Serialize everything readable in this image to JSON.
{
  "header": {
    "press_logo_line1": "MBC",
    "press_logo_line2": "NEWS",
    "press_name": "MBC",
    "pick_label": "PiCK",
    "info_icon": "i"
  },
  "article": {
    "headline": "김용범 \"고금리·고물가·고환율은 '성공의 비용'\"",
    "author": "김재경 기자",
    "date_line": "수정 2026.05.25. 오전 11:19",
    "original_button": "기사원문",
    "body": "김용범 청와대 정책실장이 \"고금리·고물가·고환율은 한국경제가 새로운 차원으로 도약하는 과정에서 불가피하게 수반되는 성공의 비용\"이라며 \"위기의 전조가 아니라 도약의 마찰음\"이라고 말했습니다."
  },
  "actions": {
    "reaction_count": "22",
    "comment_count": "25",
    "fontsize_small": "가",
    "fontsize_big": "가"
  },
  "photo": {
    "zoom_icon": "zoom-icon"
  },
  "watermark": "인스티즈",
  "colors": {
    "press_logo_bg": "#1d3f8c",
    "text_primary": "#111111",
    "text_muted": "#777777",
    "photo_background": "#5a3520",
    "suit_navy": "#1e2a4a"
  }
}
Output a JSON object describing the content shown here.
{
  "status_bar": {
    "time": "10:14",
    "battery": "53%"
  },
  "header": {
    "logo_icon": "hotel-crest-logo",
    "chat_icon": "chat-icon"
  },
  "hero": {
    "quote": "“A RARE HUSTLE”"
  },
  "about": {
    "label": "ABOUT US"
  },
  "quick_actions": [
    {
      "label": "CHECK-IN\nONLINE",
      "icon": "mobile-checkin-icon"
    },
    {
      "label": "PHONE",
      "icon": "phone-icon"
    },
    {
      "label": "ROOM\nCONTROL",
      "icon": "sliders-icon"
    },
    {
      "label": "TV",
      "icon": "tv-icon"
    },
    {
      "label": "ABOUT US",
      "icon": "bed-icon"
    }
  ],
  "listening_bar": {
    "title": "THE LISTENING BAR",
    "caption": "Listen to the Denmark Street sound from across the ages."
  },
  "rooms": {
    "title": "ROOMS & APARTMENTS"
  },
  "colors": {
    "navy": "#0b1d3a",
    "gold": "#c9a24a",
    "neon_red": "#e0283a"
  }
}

□ □ □ □

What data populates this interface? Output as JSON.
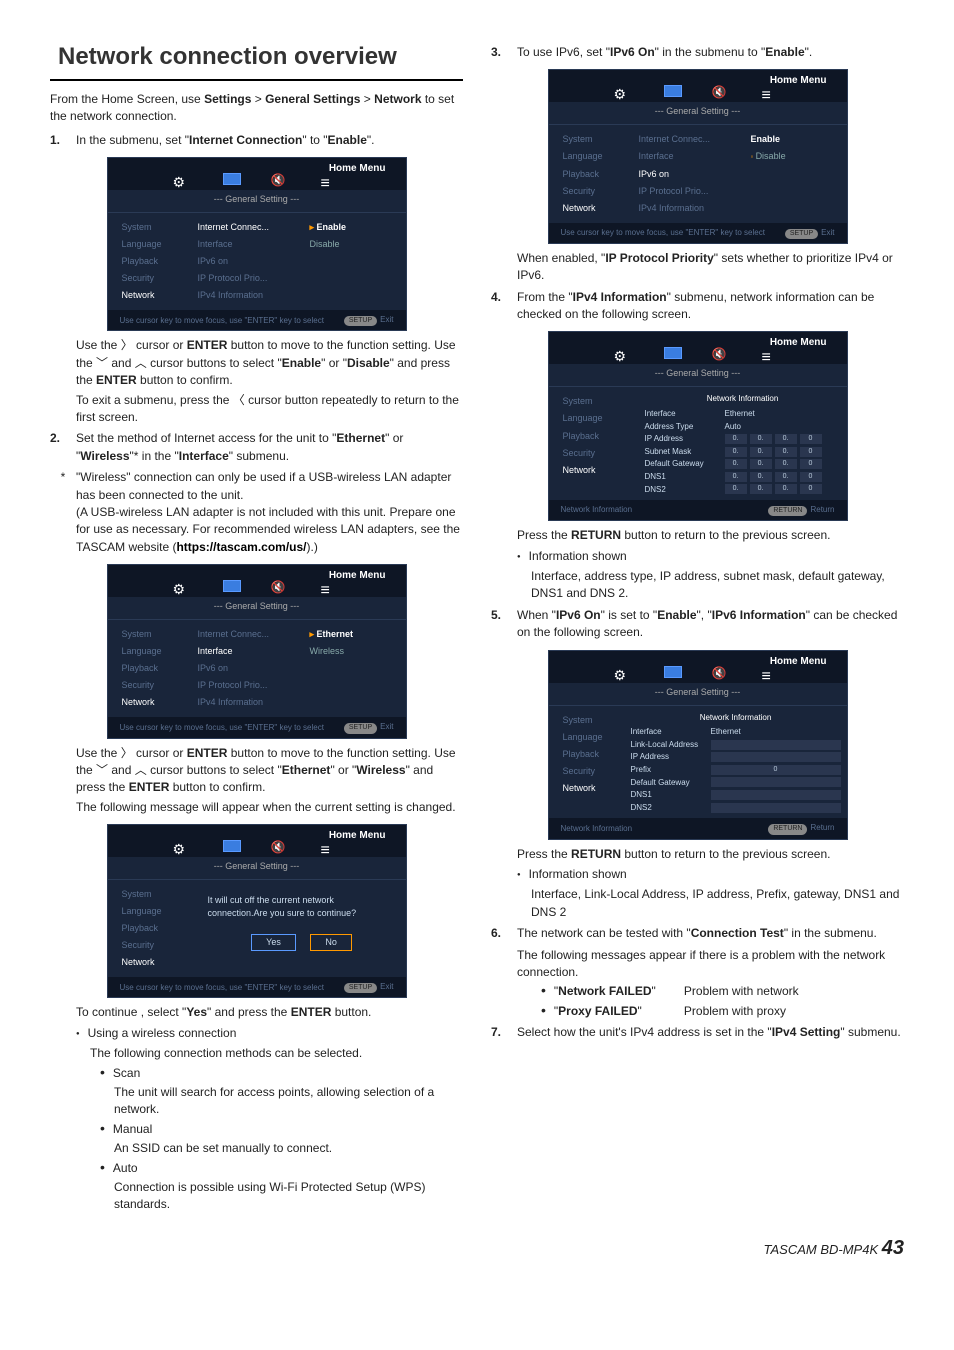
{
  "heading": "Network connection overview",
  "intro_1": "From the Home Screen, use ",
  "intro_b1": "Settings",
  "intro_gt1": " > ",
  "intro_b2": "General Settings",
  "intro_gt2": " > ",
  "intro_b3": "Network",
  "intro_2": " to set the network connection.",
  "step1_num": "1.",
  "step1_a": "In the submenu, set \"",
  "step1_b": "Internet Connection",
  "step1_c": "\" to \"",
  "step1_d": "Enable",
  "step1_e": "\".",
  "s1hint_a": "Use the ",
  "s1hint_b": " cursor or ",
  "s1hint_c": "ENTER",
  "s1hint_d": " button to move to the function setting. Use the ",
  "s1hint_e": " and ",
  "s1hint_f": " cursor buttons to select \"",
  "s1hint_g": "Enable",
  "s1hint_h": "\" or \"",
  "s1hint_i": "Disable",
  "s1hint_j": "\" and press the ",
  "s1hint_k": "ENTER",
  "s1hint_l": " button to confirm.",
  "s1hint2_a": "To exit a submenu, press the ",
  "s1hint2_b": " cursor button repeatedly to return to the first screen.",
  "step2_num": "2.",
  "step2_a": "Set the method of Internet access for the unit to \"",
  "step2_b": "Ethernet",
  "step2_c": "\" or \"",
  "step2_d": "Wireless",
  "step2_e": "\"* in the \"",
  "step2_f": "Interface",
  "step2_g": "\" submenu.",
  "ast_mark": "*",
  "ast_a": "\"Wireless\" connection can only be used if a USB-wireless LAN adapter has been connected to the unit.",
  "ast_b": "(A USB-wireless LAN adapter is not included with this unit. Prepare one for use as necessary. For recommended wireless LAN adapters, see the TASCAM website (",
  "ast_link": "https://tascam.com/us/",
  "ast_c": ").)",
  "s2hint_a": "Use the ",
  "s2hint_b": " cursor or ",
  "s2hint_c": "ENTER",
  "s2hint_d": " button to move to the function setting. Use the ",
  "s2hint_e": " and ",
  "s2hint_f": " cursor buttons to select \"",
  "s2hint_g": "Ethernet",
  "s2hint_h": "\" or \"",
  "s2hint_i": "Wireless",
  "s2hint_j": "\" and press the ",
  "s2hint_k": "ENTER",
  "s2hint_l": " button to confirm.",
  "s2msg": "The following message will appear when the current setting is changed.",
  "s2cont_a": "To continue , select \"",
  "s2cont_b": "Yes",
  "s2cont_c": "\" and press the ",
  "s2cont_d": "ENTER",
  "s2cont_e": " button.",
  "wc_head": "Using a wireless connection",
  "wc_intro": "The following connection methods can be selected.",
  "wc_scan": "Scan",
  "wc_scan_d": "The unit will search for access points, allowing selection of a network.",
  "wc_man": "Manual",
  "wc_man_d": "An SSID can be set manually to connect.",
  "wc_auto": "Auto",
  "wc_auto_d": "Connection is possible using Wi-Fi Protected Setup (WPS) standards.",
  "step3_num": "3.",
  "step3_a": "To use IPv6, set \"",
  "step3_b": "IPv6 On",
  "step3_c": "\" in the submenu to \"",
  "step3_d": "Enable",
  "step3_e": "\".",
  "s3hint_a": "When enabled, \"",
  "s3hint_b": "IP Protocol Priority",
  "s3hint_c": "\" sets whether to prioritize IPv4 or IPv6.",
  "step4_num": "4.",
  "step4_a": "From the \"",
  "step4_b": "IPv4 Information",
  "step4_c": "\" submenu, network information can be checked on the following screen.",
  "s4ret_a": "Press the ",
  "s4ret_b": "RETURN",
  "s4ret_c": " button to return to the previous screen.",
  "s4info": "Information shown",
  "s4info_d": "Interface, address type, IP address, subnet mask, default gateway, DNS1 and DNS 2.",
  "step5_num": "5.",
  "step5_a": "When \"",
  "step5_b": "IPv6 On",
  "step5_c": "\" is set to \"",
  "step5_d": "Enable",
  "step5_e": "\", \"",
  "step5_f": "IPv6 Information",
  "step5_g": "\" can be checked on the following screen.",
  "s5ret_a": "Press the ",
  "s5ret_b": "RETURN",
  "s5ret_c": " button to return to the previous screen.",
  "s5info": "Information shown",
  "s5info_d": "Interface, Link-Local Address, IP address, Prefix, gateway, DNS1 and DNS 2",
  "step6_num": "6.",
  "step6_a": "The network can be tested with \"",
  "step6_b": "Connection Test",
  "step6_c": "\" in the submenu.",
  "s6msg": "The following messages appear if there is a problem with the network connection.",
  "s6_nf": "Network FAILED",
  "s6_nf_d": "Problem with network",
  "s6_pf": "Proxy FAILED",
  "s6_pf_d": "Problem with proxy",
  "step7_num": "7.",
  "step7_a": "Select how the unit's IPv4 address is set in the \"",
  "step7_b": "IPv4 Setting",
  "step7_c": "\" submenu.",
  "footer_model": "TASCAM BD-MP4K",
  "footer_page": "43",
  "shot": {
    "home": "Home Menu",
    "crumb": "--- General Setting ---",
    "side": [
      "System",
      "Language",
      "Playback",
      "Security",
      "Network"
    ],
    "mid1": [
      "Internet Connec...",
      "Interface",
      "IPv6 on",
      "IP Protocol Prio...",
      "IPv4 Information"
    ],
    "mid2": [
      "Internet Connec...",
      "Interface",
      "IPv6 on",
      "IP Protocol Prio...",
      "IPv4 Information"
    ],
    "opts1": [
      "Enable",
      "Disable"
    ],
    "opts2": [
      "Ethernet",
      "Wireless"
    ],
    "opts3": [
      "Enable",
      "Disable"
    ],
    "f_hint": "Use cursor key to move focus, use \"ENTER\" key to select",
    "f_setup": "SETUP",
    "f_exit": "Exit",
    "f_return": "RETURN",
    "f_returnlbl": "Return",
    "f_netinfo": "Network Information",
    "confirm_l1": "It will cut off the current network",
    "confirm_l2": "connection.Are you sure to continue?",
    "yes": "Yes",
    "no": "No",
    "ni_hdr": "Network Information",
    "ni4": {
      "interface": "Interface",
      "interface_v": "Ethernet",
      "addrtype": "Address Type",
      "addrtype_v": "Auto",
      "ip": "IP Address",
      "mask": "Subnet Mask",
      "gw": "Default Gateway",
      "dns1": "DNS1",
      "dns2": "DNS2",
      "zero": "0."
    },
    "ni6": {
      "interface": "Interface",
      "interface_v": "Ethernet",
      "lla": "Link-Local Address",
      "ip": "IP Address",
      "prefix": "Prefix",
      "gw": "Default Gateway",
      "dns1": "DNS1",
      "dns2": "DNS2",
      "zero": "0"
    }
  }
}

□ □ □ □

#### [Written task]
Search the entries for the word "Settings", then list each line that holds it.

#### [Task result]
  "intro_b1": "Settings",
  "intro_b2": "General Settings",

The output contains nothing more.